-- PROBLEM TO WORK ON --
Every record that follows should be printed verbatim.
____
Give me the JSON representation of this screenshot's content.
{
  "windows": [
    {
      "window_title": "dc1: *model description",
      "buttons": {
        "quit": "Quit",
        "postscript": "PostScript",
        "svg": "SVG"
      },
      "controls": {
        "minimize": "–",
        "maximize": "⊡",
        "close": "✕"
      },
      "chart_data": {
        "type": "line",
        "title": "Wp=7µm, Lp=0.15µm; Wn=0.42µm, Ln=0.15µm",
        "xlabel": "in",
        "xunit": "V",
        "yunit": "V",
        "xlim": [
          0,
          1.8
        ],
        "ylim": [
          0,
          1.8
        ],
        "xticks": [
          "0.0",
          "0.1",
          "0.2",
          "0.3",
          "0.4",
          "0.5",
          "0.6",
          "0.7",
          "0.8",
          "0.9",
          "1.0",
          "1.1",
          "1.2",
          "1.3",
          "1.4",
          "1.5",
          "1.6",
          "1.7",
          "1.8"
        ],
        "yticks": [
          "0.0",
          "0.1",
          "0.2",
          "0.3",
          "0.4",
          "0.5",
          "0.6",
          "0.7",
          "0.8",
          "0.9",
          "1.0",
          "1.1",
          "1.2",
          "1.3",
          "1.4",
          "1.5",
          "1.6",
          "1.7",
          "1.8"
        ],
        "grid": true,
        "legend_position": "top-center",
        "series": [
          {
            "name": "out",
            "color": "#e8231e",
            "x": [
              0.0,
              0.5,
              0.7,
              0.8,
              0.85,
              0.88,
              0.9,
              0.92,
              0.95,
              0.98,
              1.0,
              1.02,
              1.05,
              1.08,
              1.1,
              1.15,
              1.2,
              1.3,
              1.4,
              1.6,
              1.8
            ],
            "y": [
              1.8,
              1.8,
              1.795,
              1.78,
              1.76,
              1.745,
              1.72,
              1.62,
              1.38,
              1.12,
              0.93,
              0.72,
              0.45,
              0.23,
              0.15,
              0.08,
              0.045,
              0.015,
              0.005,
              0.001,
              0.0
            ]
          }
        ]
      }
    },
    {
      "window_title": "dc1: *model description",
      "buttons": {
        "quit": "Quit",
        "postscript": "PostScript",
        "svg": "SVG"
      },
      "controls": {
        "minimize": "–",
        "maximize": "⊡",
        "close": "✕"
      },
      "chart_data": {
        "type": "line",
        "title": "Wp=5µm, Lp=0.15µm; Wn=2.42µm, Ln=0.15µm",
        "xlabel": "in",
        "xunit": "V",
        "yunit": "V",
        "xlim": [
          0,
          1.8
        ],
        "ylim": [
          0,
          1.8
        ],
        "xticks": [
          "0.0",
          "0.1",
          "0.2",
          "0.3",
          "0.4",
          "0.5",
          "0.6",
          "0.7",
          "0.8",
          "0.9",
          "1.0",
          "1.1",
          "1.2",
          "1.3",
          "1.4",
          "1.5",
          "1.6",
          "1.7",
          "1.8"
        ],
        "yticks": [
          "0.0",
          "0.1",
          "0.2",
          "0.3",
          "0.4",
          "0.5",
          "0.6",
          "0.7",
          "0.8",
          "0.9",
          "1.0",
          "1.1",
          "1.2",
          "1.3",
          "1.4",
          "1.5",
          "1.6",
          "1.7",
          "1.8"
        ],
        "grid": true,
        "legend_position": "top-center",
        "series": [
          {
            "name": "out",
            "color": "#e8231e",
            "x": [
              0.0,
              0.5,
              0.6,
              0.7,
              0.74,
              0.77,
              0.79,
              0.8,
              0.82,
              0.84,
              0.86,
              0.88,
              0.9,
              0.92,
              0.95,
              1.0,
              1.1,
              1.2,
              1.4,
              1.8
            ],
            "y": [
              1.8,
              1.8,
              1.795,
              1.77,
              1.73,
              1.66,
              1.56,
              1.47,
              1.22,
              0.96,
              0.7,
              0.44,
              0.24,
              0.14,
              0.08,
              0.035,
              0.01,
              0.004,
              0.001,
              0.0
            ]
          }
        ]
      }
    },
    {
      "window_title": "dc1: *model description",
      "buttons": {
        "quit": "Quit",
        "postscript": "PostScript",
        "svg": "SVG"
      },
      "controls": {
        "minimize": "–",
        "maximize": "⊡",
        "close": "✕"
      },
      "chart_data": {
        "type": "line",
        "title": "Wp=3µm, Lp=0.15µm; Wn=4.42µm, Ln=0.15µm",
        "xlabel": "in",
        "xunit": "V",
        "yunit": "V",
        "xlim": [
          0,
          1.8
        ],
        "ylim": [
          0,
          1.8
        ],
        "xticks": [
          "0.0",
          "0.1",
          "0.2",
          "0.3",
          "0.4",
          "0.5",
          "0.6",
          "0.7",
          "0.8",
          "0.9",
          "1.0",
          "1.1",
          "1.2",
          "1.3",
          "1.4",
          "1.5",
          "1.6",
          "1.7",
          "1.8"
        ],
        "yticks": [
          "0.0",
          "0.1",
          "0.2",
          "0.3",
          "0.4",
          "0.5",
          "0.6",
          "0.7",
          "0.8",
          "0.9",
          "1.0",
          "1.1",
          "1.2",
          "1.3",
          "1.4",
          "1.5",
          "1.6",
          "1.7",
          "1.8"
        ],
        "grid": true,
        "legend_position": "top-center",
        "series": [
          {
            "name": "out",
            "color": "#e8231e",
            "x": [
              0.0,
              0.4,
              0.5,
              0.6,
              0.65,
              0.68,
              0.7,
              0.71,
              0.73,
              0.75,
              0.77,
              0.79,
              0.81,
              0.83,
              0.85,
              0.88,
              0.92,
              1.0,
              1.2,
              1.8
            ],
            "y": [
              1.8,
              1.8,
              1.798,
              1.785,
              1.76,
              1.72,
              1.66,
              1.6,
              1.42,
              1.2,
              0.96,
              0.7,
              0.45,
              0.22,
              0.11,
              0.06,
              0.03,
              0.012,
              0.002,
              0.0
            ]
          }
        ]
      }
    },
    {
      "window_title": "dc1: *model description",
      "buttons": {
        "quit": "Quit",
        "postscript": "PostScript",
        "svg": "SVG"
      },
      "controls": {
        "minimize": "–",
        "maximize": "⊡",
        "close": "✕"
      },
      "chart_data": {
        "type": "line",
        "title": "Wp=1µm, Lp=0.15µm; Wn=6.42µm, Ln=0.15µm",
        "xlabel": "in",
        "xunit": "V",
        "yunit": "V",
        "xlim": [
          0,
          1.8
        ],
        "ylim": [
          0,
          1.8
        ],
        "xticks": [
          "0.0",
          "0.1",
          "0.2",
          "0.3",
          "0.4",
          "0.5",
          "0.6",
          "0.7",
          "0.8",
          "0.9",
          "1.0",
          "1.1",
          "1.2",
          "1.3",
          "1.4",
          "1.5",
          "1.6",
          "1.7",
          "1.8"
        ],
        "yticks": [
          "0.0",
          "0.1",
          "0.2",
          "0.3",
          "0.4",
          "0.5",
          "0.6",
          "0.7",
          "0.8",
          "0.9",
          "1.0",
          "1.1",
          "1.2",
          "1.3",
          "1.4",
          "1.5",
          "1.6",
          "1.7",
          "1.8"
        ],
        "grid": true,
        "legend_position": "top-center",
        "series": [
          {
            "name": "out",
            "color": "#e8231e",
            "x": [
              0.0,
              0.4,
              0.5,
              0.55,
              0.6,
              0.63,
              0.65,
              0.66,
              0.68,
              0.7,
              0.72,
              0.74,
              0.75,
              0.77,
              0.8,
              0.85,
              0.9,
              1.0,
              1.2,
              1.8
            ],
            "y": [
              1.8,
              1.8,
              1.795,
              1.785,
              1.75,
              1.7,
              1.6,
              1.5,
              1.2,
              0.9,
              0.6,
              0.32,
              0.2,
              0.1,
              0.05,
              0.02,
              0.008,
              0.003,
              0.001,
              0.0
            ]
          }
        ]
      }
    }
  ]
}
____
-- FULL OUTPUT --
Give me the JSON representation of this screenshot's content.
{
  "windows": [
    {
      "window_title": "dc1: *model description",
      "buttons": {
        "quit": "Quit",
        "postscript": "PostScript",
        "svg": "SVG"
      },
      "controls": {
        "minimize": "–",
        "maximize": "⊡",
        "close": "✕"
      },
      "chart_data": {
        "type": "line",
        "title": "Wp=7µm, Lp=0.15µm; Wn=0.42µm, Ln=0.15µm",
        "xlabel": "in",
        "xunit": "V",
        "yunit": "V",
        "xlim": [
          0,
          1.8
        ],
        "ylim": [
          0,
          1.8
        ],
        "xticks": [
          "0.0",
          "0.1",
          "0.2",
          "0.3",
          "0.4",
          "0.5",
          "0.6",
          "0.7",
          "0.8",
          "0.9",
          "1.0",
          "1.1",
          "1.2",
          "1.3",
          "1.4",
          "1.5",
          "1.6",
          "1.7",
          "1.8"
        ],
        "yticks": [
          "0.0",
          "0.1",
          "0.2",
          "0.3",
          "0.4",
          "0.5",
          "0.6",
          "0.7",
          "0.8",
          "0.9",
          "1.0",
          "1.1",
          "1.2",
          "1.3",
          "1.4",
          "1.5",
          "1.6",
          "1.7",
          "1.8"
        ],
        "grid": true,
        "legend_position": "top-center",
        "series": [
          {
            "name": "out",
            "color": "#e8231e",
            "x": [
              0.0,
              0.5,
              0.7,
              0.8,
              0.85,
              0.88,
              0.9,
              0.92,
              0.95,
              0.98,
              1.0,
              1.02,
              1.05,
              1.08,
              1.1,
              1.15,
              1.2,
              1.3,
              1.4,
              1.6,
              1.8
            ],
            "y": [
              1.8,
              1.8,
              1.795,
              1.78,
              1.76,
              1.745,
              1.72,
              1.62,
              1.38,
              1.12,
              0.93,
              0.72,
              0.45,
              0.23,
              0.15,
              0.08,
              0.045,
              0.015,
              0.005,
              0.001,
              0.0
            ]
          }
        ]
      }
    },
    {
      "window_title": "dc1: *model description",
      "buttons": {
        "quit": "Quit",
        "postscript": "PostScript",
        "svg": "SVG"
      },
      "controls": {
        "minimize": "–",
        "maximize": "⊡",
        "close": "✕"
      },
      "chart_data": {
        "type": "line",
        "title": "Wp=5µm, Lp=0.15µm; Wn=2.42µm, Ln=0.15µm",
        "xlabel": "in",
        "xunit": "V",
        "yunit": "V",
        "xlim": [
          0,
          1.8
        ],
        "ylim": [
          0,
          1.8
        ],
        "xticks": [
          "0.0",
          "0.1",
          "0.2",
          "0.3",
          "0.4",
          "0.5",
          "0.6",
          "0.7",
          "0.8",
          "0.9",
          "1.0",
          "1.1",
          "1.2",
          "1.3",
          "1.4",
          "1.5",
          "1.6",
          "1.7",
          "1.8"
        ],
        "yticks": [
          "0.0",
          "0.1",
          "0.2",
          "0.3",
          "0.4",
          "0.5",
          "0.6",
          "0.7",
          "0.8",
          "0.9",
          "1.0",
          "1.1",
          "1.2",
          "1.3",
          "1.4",
          "1.5",
          "1.6",
          "1.7",
          "1.8"
        ],
        "grid": true,
        "legend_position": "top-center",
        "series": [
          {
            "name": "out",
            "color": "#e8231e",
            "x": [
              0.0,
              0.5,
              0.6,
              0.7,
              0.74,
              0.77,
              0.79,
              0.8,
              0.82,
              0.84,
              0.86,
              0.88,
              0.9,
              0.92,
              0.95,
              1.0,
              1.1,
              1.2,
              1.4,
              1.8
            ],
            "y": [
              1.8,
              1.8,
              1.795,
              1.77,
              1.73,
              1.66,
              1.56,
              1.47,
              1.22,
              0.96,
              0.7,
              0.44,
              0.24,
              0.14,
              0.08,
              0.035,
              0.01,
              0.004,
              0.001,
              0.0
            ]
          }
        ]
      }
    },
    {
      "window_title": "dc1: *model description",
      "buttons": {
        "quit": "Quit",
        "postscript": "PostScript",
        "svg": "SVG"
      },
      "controls": {
        "minimize": "–",
        "maximize": "⊡",
        "close": "✕"
      },
      "chart_data": {
        "type": "line",
        "title": "Wp=3µm, Lp=0.15µm; Wn=4.42µm, Ln=0.15µm",
        "xlabel": "in",
        "xunit": "V",
        "yunit": "V",
        "xlim": [
          0,
          1.8
        ],
        "ylim": [
          0,
          1.8
        ],
        "xticks": [
          "0.0",
          "0.1",
          "0.2",
          "0.3",
          "0.4",
          "0.5",
          "0.6",
          "0.7",
          "0.8",
          "0.9",
          "1.0",
          "1.1",
          "1.2",
          "1.3",
          "1.4",
          "1.5",
          "1.6",
          "1.7",
          "1.8"
        ],
        "yticks": [
          "0.0",
          "0.1",
          "0.2",
          "0.3",
          "0.4",
          "0.5",
          "0.6",
          "0.7",
          "0.8",
          "0.9",
          "1.0",
          "1.1",
          "1.2",
          "1.3",
          "1.4",
          "1.5",
          "1.6",
          "1.7",
          "1.8"
        ],
        "grid": true,
        "legend_position": "top-center",
        "series": [
          {
            "name": "out",
            "color": "#e8231e",
            "x": [
              0.0,
              0.4,
              0.5,
              0.6,
              0.65,
              0.68,
              0.7,
              0.71,
              0.73,
              0.75,
              0.77,
              0.79,
              0.81,
              0.83,
              0.85,
              0.88,
              0.92,
              1.0,
              1.2,
              1.8
            ],
            "y": [
              1.8,
              1.8,
              1.798,
              1.785,
              1.76,
              1.72,
              1.66,
              1.6,
              1.42,
              1.2,
              0.96,
              0.7,
              0.45,
              0.22,
              0.11,
              0.06,
              0.03,
              0.012,
              0.002,
              0.0
            ]
          }
        ]
      }
    },
    {
      "window_title": "dc1: *model description",
      "buttons": {
        "quit": "Quit",
        "postscript": "PostScript",
        "svg": "SVG"
      },
      "controls": {
        "minimize": "–",
        "maximize": "⊡",
        "close": "✕"
      },
      "chart_data": {
        "type": "line",
        "title": "Wp=1µm, Lp=0.15µm; Wn=6.42µm, Ln=0.15µm",
        "xlabel": "in",
        "xunit": "V",
        "yunit": "V",
        "xlim": [
          0,
          1.8
        ],
        "ylim": [
          0,
          1.8
        ],
        "xticks": [
          "0.0",
          "0.1",
          "0.2",
          "0.3",
          "0.4",
          "0.5",
          "0.6",
          "0.7",
          "0.8",
          "0.9",
          "1.0",
          "1.1",
          "1.2",
          "1.3",
          "1.4",
          "1.5",
          "1.6",
          "1.7",
          "1.8"
        ],
        "yticks": [
          "0.0",
          "0.1",
          "0.2",
          "0.3",
          "0.4",
          "0.5",
          "0.6",
          "0.7",
          "0.8",
          "0.9",
          "1.0",
          "1.1",
          "1.2",
          "1.3",
          "1.4",
          "1.5",
          "1.6",
          "1.7",
          "1.8"
        ],
        "grid": true,
        "legend_position": "top-center",
        "series": [
          {
            "name": "out",
            "color": "#e8231e",
            "x": [
              0.0,
              0.4,
              0.5,
              0.55,
              0.6,
              0.63,
              0.65,
              0.66,
              0.68,
              0.7,
              0.72,
              0.74,
              0.75,
              0.77,
              0.8,
              0.85,
              0.9,
              1.0,
              1.2,
              1.8
            ],
            "y": [
              1.8,
              1.8,
              1.795,
              1.785,
              1.75,
              1.7,
              1.6,
              1.5,
              1.2,
              0.9,
              0.6,
              0.32,
              0.2,
              0.1,
              0.05,
              0.02,
              0.008,
              0.003,
              0.001,
              0.0
            ]
          }
        ]
      }
    }
  ]
}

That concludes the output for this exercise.